▶ _WORK TO BE COMPLETED_: Transcribe all of the records word for word, but omit the pictures.

▶ _INPUT RECORDS_:
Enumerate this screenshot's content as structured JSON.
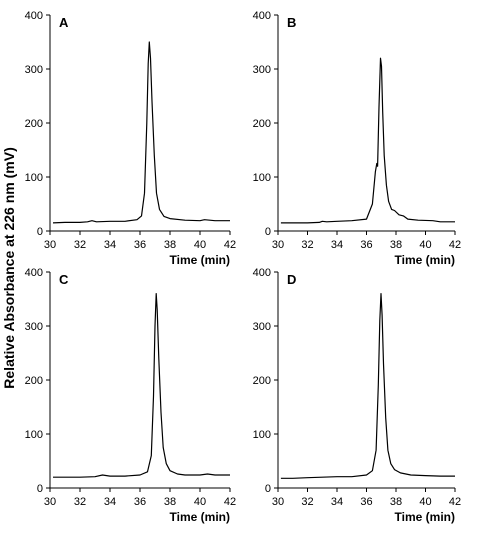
{
  "figure": {
    "ylabel": "Relative Absorbance at 226 nm (mV)"
  },
  "chart_data": [
    {
      "type": "line",
      "panel_label": "A",
      "xlabel": "Time (min)",
      "xlim": [
        30,
        42
      ],
      "ylim": [
        0,
        400
      ],
      "xticks": [
        30,
        32,
        34,
        36,
        38,
        40,
        42
      ],
      "yticks": [
        0,
        100,
        200,
        300,
        400
      ],
      "grid": false,
      "series": [
        {
          "x": [
            30.2,
            31,
            32,
            32.5,
            32.8,
            33.1,
            34,
            35,
            35.8,
            36.1,
            36.3,
            36.45,
            36.55,
            36.62,
            36.7,
            36.8,
            36.95,
            37.1,
            37.3,
            37.6,
            38,
            39,
            40,
            40.3,
            41,
            42
          ],
          "y": [
            15,
            16,
            16,
            17,
            19,
            17,
            18,
            18,
            21,
            28,
            70,
            200,
            310,
            350,
            320,
            240,
            140,
            70,
            40,
            27,
            23,
            20,
            19,
            21,
            19,
            19
          ]
        }
      ]
    },
    {
      "type": "line",
      "panel_label": "B",
      "xlabel": "Time (min)",
      "xlim": [
        30,
        42
      ],
      "ylim": [
        0,
        400
      ],
      "xticks": [
        30,
        32,
        34,
        36,
        38,
        40,
        42
      ],
      "yticks": [
        0,
        100,
        200,
        300,
        400
      ],
      "grid": false,
      "series": [
        {
          "x": [
            30.2,
            31,
            32,
            32.8,
            33,
            33.3,
            34,
            35,
            36,
            36.4,
            36.6,
            36.7,
            36.75,
            36.85,
            36.95,
            37.02,
            37.1,
            37.2,
            37.35,
            37.5,
            37.7,
            37.9,
            38.2,
            38.5,
            38.8,
            39.5,
            40.5,
            41,
            42
          ],
          "y": [
            15,
            15,
            15,
            16,
            18,
            17,
            18,
            19,
            22,
            50,
            110,
            125,
            120,
            230,
            320,
            305,
            220,
            140,
            85,
            55,
            40,
            38,
            30,
            28,
            22,
            20,
            19,
            17,
            17
          ]
        }
      ]
    },
    {
      "type": "line",
      "panel_label": "C",
      "xlabel": "Time (min)",
      "xlim": [
        30,
        42
      ],
      "ylim": [
        0,
        400
      ],
      "xticks": [
        30,
        32,
        34,
        36,
        38,
        40,
        42
      ],
      "yticks": [
        0,
        100,
        200,
        300,
        400
      ],
      "grid": false,
      "series": [
        {
          "x": [
            30.2,
            31,
            32,
            33,
            33.5,
            34,
            35,
            36,
            36.5,
            36.75,
            36.9,
            37.0,
            37.08,
            37.15,
            37.25,
            37.4,
            37.55,
            37.75,
            38,
            38.5,
            39,
            40,
            40.5,
            41,
            42
          ],
          "y": [
            20,
            20,
            20,
            21,
            24,
            22,
            22,
            24,
            30,
            60,
            170,
            300,
            360,
            330,
            240,
            140,
            75,
            45,
            32,
            26,
            24,
            24,
            26,
            24,
            24
          ]
        }
      ]
    },
    {
      "type": "line",
      "panel_label": "D",
      "xlabel": "Time (min)",
      "xlim": [
        30,
        42
      ],
      "ylim": [
        0,
        400
      ],
      "xticks": [
        30,
        32,
        34,
        36,
        38,
        40,
        42
      ],
      "yticks": [
        0,
        100,
        200,
        300,
        400
      ],
      "grid": false,
      "series": [
        {
          "x": [
            30.2,
            31,
            32,
            33,
            34,
            35,
            36,
            36.4,
            36.65,
            36.8,
            36.9,
            36.98,
            37.06,
            37.15,
            37.3,
            37.45,
            37.65,
            37.9,
            38.3,
            39,
            40,
            41,
            42
          ],
          "y": [
            18,
            18,
            19,
            20,
            21,
            21,
            24,
            32,
            70,
            190,
            310,
            360,
            320,
            230,
            130,
            70,
            45,
            34,
            28,
            24,
            23,
            22,
            22
          ]
        }
      ]
    }
  ]
}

▶ _WORKED SOLUTION_:
Enumerate this screenshot's content as structured JSON.
{
  "figure": {
    "ylabel": "Relative Absorbance at 226 nm (mV)"
  },
  "chart_data": [
    {
      "type": "line",
      "panel_label": "A",
      "xlabel": "Time (min)",
      "xlim": [
        30,
        42
      ],
      "ylim": [
        0,
        400
      ],
      "xticks": [
        30,
        32,
        34,
        36,
        38,
        40,
        42
      ],
      "yticks": [
        0,
        100,
        200,
        300,
        400
      ],
      "grid": false,
      "series": [
        {
          "x": [
            30.2,
            31,
            32,
            32.5,
            32.8,
            33.1,
            34,
            35,
            35.8,
            36.1,
            36.3,
            36.45,
            36.55,
            36.62,
            36.7,
            36.8,
            36.95,
            37.1,
            37.3,
            37.6,
            38,
            39,
            40,
            40.3,
            41,
            42
          ],
          "y": [
            15,
            16,
            16,
            17,
            19,
            17,
            18,
            18,
            21,
            28,
            70,
            200,
            310,
            350,
            320,
            240,
            140,
            70,
            40,
            27,
            23,
            20,
            19,
            21,
            19,
            19
          ]
        }
      ]
    },
    {
      "type": "line",
      "panel_label": "B",
      "xlabel": "Time (min)",
      "xlim": [
        30,
        42
      ],
      "ylim": [
        0,
        400
      ],
      "xticks": [
        30,
        32,
        34,
        36,
        38,
        40,
        42
      ],
      "yticks": [
        0,
        100,
        200,
        300,
        400
      ],
      "grid": false,
      "series": [
        {
          "x": [
            30.2,
            31,
            32,
            32.8,
            33,
            33.3,
            34,
            35,
            36,
            36.4,
            36.6,
            36.7,
            36.75,
            36.85,
            36.95,
            37.02,
            37.1,
            37.2,
            37.35,
            37.5,
            37.7,
            37.9,
            38.2,
            38.5,
            38.8,
            39.5,
            40.5,
            41,
            42
          ],
          "y": [
            15,
            15,
            15,
            16,
            18,
            17,
            18,
            19,
            22,
            50,
            110,
            125,
            120,
            230,
            320,
            305,
            220,
            140,
            85,
            55,
            40,
            38,
            30,
            28,
            22,
            20,
            19,
            17,
            17
          ]
        }
      ]
    },
    {
      "type": "line",
      "panel_label": "C",
      "xlabel": "Time (min)",
      "xlim": [
        30,
        42
      ],
      "ylim": [
        0,
        400
      ],
      "xticks": [
        30,
        32,
        34,
        36,
        38,
        40,
        42
      ],
      "yticks": [
        0,
        100,
        200,
        300,
        400
      ],
      "grid": false,
      "series": [
        {
          "x": [
            30.2,
            31,
            32,
            33,
            33.5,
            34,
            35,
            36,
            36.5,
            36.75,
            36.9,
            37.0,
            37.08,
            37.15,
            37.25,
            37.4,
            37.55,
            37.75,
            38,
            38.5,
            39,
            40,
            40.5,
            41,
            42
          ],
          "y": [
            20,
            20,
            20,
            21,
            24,
            22,
            22,
            24,
            30,
            60,
            170,
            300,
            360,
            330,
            240,
            140,
            75,
            45,
            32,
            26,
            24,
            24,
            26,
            24,
            24
          ]
        }
      ]
    },
    {
      "type": "line",
      "panel_label": "D",
      "xlabel": "Time (min)",
      "xlim": [
        30,
        42
      ],
      "ylim": [
        0,
        400
      ],
      "xticks": [
        30,
        32,
        34,
        36,
        38,
        40,
        42
      ],
      "yticks": [
        0,
        100,
        200,
        300,
        400
      ],
      "grid": false,
      "series": [
        {
          "x": [
            30.2,
            31,
            32,
            33,
            34,
            35,
            36,
            36.4,
            36.65,
            36.8,
            36.9,
            36.98,
            37.06,
            37.15,
            37.3,
            37.45,
            37.65,
            37.9,
            38.3,
            39,
            40,
            41,
            42
          ],
          "y": [
            18,
            18,
            19,
            20,
            21,
            21,
            24,
            32,
            70,
            190,
            310,
            360,
            320,
            230,
            130,
            70,
            45,
            34,
            28,
            24,
            23,
            22,
            22
          ]
        }
      ]
    }
  ]
}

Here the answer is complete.